- [Prompt]: Reproduce every entry exactly.

Rows from a dataset:

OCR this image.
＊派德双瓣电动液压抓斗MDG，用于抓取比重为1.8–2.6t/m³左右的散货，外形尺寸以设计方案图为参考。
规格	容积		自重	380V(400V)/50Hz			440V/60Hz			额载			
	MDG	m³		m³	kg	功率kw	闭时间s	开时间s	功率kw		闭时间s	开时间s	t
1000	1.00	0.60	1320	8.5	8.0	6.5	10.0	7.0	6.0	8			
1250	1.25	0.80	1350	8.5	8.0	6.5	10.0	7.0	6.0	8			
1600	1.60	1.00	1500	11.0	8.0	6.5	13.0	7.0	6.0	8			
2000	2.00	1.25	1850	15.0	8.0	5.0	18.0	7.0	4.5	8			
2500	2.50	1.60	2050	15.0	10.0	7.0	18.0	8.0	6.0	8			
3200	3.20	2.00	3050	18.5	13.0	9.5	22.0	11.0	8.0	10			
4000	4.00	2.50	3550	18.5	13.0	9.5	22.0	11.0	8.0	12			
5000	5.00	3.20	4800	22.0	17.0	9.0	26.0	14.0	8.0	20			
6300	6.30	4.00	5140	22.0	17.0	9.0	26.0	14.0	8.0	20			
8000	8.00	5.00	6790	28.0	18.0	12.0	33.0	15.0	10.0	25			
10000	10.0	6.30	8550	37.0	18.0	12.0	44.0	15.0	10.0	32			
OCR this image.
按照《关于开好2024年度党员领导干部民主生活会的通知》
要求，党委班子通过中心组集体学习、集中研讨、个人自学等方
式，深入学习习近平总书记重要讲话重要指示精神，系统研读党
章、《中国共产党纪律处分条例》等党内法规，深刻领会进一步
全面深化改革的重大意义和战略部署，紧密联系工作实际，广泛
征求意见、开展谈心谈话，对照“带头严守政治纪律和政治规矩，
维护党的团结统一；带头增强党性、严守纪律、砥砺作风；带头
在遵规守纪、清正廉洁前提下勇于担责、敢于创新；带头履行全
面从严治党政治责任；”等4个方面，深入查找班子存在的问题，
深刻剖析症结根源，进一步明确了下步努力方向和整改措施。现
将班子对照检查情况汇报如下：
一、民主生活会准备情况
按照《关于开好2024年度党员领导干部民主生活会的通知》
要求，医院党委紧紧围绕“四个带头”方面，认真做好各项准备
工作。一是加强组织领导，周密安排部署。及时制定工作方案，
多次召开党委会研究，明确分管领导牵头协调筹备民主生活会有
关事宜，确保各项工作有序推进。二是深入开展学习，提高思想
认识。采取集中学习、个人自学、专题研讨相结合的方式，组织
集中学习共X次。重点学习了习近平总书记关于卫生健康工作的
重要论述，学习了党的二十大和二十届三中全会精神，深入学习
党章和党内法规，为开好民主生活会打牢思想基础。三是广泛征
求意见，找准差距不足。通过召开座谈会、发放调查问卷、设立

- [Exercise output]:
OCR this image.
＊派德双瓣电动液压抓斗MDG，用于抓取比重为1.8–2.6t/m³左右的散货，外形尺寸以设计方案图为参考。
规格	容积		自重	380V(400V)/50Hz			440V/60Hz			额载			
	MDG	m³		m³	kg	功率kw	闭时间s	开时间s	功率kw		闭时间s	开时间s	t
1000	1.00	0.60	1320	8.5	8.0	6.5	10.0	7.0	6.0	8			
1250	1.25	0.80	1350	8.5	8.0	6.5	10.0	7.0	6.0	8			
1600	1.60	1.00	1500	11.0	8.0	6.5	13.0	7.0	6.0	8			
2000	2.00	1.25	1850	15.0	8.0	5.0	18.0	7.0	4.5	8			
2500	2.50	1.60	2050	15.0	10.0	7.0	18.0	8.0	6.0	8			
3200	3.20	2.00	3050	18.5	13.0	9.5	22.0	11.0	8.0	10			
4000	4.00	2.50	3550	18.5	13.0	9.5	22.0	11.0	8.0	12			
5000	5.00	3.20	4800	22.0	17.0	9.0	26.0	14.0	8.0	20			
6300	6.30	4.00	5140	22.0	17.0	9.0	26.0	14.0	8.0	20			
8000	8.00	5.00	6790	28.0	18.0	12.0	33.0	15.0	10.0	25			
10000	10.0	6.30	8550	37.0	18.0	12.0	44.0	15.0	10.0	32			
OCR this image.
按照《关于开好2024年度党员领导干部民主生活会的通知》
要求，党委班子通过中心组集体学习、集中研讨、个人自学等方
式，深入学习习近平总书记重要讲话重要指示精神，系统研读党
章、《中国共产党纪律处分条例》等党内法规，深刻领会进一步
全面深化改革的重大意义和战略部署，紧密联系工作实际，广泛
征求意见、开展谈心谈话，对照“带头严守政治纪律和政治规矩，
维护党的团结统一；带头增强党性、严守纪律、砥砺作风；带头
在遵规守纪、清正廉洁前提下勇于担责、敢于创新；带头履行全
面从严治党政治责任；”等4个方面，深入查找班子存在的问题，
深刻剖析症结根源，进一步明确了下步努力方向和整改措施。现
将班子对照检查情况汇报如下：
一、民主生活会准备情况
按照《关于开好2024年度党员领导干部民主生活会的通知》
要求，医院党委紧紧围绕“四个带头”方面，认真做好各项准备
工作。一是加强组织领导，周密安排部署。及时制定工作方案，
多次召开党委会研究，明确分管领导牵头协调筹备民主生活会有
关事宜，确保各项工作有序推进。二是深入开展学习，提高思想
认识。采取集中学习、个人自学、专题研讨相结合的方式，组织
集中学习共X次。重点学习了习近平总书记关于卫生健康工作的
重要论述，学习了党的二十大和二十届三中全会精神，深入学习
党章和党内法规，为开好民主生活会打牢思想基础。三是广泛征
求意见，找准差距不足。通过召开座谈会、发放调查问卷、设立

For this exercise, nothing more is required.